** Start of STORED ROWS **
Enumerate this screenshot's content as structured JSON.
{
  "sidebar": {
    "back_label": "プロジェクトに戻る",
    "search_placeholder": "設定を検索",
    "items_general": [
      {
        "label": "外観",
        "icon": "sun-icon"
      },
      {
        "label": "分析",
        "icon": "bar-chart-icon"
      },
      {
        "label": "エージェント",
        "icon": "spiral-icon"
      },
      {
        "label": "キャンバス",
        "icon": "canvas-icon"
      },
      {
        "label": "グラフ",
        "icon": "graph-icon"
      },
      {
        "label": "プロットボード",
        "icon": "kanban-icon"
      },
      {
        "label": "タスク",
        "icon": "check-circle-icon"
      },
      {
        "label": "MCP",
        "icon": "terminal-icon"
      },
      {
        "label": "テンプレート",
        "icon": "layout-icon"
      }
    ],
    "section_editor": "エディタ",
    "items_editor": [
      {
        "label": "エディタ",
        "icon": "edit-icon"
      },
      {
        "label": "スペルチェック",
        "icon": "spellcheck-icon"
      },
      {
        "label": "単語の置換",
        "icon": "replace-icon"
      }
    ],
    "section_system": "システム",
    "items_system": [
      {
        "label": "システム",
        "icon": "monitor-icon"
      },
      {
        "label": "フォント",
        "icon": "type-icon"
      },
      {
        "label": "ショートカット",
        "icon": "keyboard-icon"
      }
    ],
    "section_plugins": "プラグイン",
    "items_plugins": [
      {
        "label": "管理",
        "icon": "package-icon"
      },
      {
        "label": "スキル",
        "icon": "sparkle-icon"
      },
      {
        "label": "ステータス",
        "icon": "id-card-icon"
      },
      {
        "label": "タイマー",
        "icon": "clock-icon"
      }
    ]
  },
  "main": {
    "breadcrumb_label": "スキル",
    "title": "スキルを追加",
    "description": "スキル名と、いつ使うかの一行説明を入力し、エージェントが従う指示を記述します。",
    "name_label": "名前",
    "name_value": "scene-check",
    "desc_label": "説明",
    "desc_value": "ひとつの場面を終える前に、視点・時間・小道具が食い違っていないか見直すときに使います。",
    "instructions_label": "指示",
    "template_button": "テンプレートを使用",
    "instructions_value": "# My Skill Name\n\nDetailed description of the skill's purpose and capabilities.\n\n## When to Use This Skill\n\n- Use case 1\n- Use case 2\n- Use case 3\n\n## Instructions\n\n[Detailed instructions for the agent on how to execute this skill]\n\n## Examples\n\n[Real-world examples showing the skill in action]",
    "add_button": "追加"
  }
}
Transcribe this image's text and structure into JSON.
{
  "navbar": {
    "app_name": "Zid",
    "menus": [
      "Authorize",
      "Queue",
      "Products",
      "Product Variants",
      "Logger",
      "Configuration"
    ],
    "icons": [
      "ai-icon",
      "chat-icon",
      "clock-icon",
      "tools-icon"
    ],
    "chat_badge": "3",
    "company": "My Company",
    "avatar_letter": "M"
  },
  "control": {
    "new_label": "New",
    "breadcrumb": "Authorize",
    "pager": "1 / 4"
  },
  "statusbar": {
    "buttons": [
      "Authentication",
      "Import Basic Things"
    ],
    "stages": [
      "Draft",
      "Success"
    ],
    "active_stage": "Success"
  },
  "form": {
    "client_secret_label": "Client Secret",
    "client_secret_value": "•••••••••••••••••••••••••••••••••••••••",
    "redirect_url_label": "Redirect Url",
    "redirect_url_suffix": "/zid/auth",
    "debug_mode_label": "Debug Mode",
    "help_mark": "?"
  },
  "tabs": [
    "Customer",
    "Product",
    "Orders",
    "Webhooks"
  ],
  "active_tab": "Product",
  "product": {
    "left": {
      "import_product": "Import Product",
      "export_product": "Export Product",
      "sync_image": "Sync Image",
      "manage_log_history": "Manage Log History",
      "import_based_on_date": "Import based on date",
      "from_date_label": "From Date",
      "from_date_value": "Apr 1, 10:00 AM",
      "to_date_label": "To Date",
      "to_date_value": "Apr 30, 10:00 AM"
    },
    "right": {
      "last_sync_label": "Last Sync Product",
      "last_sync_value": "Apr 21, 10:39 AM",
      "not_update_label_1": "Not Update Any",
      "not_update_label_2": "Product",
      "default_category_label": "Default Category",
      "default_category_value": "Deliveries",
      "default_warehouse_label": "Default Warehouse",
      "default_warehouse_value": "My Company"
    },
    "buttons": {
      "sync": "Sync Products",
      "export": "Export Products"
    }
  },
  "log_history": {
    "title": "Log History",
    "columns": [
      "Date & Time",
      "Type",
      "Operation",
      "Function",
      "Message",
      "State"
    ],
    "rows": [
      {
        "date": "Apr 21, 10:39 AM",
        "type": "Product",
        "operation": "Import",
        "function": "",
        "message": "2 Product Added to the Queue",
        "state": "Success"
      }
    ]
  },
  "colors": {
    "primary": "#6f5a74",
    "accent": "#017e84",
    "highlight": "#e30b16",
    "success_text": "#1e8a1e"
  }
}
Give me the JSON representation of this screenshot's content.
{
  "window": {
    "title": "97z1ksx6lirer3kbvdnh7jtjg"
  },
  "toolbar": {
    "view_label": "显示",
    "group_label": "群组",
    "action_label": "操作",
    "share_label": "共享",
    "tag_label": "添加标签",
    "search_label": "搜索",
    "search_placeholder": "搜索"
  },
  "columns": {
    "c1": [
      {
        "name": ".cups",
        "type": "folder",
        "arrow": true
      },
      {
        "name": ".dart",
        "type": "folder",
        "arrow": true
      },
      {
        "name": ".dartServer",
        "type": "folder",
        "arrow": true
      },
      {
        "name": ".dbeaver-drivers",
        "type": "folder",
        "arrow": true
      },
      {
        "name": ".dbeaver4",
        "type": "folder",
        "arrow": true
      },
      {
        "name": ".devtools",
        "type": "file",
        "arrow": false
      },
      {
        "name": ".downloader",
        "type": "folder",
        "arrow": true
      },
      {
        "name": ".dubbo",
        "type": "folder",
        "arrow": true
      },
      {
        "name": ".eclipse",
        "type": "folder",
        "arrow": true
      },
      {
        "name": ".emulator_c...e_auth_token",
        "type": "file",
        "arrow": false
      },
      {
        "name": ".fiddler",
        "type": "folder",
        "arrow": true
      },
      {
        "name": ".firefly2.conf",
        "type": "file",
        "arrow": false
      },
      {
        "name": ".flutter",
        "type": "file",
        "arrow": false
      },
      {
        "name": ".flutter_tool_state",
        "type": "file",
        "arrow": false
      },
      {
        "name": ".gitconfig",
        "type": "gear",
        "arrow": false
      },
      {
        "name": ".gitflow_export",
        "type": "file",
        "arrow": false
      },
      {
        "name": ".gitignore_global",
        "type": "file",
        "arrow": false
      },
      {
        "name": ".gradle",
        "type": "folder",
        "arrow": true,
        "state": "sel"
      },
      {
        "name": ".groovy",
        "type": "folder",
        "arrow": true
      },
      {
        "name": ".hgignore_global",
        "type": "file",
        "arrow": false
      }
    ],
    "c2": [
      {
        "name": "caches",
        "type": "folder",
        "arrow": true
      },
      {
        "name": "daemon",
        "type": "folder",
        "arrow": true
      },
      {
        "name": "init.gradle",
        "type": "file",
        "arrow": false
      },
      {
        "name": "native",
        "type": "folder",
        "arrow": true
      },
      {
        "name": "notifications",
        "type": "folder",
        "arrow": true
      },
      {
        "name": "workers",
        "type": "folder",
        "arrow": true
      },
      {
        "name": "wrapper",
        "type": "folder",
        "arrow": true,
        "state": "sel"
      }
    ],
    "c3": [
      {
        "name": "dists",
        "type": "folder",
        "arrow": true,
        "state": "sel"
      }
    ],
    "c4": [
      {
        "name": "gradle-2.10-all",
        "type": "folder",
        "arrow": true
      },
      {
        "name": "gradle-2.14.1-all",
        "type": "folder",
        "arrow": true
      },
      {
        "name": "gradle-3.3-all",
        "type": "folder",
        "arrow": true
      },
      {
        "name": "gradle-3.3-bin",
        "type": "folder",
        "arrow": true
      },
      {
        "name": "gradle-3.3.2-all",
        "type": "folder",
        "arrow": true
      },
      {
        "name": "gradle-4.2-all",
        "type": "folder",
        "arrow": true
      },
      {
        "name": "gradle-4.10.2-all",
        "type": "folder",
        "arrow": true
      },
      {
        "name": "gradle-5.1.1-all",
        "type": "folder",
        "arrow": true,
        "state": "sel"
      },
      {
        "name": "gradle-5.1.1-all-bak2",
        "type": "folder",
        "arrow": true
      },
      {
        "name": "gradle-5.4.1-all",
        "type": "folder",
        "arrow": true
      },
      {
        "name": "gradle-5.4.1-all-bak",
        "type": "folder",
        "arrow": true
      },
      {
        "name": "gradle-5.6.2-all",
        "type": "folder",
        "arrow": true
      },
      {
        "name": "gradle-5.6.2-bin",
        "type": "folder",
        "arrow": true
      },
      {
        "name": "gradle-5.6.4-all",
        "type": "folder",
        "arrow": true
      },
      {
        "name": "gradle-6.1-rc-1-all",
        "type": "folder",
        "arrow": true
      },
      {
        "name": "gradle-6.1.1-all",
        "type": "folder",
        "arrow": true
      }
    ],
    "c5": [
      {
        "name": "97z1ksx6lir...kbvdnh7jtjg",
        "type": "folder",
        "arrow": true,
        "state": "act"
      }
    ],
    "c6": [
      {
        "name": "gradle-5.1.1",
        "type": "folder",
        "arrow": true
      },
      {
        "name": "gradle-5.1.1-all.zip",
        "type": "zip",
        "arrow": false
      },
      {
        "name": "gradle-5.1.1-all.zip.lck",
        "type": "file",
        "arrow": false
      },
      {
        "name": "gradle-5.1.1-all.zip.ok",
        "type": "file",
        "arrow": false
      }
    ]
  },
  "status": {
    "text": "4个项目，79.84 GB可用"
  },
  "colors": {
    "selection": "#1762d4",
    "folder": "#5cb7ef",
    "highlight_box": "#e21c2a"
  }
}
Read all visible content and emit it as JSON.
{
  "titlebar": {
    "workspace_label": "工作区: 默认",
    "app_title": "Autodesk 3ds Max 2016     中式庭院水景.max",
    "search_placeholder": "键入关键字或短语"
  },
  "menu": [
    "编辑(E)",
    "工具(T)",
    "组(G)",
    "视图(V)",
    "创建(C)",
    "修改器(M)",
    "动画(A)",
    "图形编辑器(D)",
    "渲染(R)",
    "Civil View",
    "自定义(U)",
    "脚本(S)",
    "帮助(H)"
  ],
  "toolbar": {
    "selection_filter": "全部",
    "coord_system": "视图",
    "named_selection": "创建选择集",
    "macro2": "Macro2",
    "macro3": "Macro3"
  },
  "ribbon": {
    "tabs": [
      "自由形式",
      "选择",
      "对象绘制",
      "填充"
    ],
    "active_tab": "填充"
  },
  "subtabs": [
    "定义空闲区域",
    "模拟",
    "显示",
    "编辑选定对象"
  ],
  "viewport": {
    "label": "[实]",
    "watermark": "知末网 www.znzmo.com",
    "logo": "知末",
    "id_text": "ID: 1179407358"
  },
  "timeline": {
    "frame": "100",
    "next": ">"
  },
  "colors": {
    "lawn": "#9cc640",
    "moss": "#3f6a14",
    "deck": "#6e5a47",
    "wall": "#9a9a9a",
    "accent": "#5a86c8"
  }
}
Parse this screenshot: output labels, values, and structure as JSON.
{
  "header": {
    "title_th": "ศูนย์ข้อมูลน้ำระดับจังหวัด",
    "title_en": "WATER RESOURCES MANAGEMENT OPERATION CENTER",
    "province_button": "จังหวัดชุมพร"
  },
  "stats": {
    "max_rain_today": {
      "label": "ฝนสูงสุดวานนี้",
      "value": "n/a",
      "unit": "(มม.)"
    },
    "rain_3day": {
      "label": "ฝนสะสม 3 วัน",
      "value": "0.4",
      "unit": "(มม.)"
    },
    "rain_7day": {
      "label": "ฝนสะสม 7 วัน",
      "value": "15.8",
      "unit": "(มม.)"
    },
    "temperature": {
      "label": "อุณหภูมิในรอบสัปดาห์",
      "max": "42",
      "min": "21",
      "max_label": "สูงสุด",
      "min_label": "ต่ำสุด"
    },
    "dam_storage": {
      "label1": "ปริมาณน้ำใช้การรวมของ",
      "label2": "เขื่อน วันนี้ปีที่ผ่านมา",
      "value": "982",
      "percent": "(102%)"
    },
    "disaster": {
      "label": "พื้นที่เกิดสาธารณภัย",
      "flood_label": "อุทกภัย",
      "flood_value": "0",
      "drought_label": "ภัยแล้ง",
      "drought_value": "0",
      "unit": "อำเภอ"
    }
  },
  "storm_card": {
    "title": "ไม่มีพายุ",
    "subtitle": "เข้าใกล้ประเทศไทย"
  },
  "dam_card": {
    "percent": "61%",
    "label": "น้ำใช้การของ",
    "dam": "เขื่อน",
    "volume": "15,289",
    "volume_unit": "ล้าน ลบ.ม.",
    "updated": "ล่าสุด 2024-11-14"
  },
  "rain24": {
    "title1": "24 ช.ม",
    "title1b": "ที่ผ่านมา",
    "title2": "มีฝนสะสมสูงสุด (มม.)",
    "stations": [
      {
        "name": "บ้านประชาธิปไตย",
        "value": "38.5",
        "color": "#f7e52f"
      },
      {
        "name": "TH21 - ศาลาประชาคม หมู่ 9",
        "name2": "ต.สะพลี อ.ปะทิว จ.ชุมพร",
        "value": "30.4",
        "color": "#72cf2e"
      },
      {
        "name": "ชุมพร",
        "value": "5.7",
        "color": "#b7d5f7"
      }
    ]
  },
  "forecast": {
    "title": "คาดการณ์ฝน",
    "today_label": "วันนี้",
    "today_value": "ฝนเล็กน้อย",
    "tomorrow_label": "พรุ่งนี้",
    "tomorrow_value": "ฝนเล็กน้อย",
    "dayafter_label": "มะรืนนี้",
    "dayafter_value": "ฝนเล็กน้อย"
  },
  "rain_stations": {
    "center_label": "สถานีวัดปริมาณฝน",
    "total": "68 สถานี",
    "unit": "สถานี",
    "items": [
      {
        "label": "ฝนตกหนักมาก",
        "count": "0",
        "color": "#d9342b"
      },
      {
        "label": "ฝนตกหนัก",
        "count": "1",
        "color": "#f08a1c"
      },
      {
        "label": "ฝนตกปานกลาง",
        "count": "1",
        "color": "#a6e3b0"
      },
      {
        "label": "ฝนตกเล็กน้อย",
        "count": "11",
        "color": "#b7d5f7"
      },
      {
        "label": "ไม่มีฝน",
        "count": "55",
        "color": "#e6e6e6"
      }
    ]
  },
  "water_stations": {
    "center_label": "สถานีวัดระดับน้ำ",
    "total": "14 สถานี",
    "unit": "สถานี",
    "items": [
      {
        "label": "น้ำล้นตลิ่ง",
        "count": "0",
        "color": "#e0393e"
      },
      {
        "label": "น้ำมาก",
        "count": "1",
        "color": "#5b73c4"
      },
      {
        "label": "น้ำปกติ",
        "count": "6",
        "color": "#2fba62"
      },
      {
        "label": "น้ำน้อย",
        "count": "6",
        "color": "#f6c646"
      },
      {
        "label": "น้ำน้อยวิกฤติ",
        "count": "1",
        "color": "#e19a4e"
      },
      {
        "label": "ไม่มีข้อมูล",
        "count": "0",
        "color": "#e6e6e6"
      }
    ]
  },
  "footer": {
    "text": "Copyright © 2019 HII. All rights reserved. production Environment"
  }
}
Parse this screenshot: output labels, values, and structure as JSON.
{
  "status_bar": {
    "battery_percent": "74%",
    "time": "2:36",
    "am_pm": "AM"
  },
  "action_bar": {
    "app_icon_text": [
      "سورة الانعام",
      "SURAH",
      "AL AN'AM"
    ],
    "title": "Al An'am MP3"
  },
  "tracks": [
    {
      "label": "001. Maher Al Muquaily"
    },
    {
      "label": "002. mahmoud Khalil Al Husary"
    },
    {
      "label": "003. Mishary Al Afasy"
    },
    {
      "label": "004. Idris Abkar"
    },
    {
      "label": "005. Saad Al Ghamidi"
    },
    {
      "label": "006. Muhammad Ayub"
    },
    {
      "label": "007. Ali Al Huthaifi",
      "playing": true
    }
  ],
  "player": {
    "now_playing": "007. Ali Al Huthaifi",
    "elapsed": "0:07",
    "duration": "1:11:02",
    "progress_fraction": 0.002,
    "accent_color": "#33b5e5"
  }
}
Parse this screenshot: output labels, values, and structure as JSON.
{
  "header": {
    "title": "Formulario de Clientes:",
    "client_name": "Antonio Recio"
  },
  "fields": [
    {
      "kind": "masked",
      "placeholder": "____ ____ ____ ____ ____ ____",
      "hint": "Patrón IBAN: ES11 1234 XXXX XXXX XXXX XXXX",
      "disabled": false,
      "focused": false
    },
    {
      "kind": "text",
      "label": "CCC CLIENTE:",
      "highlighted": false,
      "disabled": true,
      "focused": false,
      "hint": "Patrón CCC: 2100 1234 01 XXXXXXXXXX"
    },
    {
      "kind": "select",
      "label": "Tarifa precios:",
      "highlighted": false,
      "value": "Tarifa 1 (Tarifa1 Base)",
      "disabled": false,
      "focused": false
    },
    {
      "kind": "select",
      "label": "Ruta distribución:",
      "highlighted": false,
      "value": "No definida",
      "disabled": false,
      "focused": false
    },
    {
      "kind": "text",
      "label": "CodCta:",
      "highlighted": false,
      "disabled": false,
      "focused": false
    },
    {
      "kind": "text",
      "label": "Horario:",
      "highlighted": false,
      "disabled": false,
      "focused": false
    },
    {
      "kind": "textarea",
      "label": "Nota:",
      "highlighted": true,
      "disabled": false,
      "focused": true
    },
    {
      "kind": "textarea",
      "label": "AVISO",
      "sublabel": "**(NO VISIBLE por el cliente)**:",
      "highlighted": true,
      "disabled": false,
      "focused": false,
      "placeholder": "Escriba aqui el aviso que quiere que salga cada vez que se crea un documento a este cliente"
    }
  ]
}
** End of STORED ROWS **
* _DIRECTIONS_: Where a line contains the string "Import", extract that line.

* _TASK SOLUTION_:
      "Import Basic Things"
      "import_product": "Import Product",
      "import_based_on_date": "Import based on date",
        "operation": "Import",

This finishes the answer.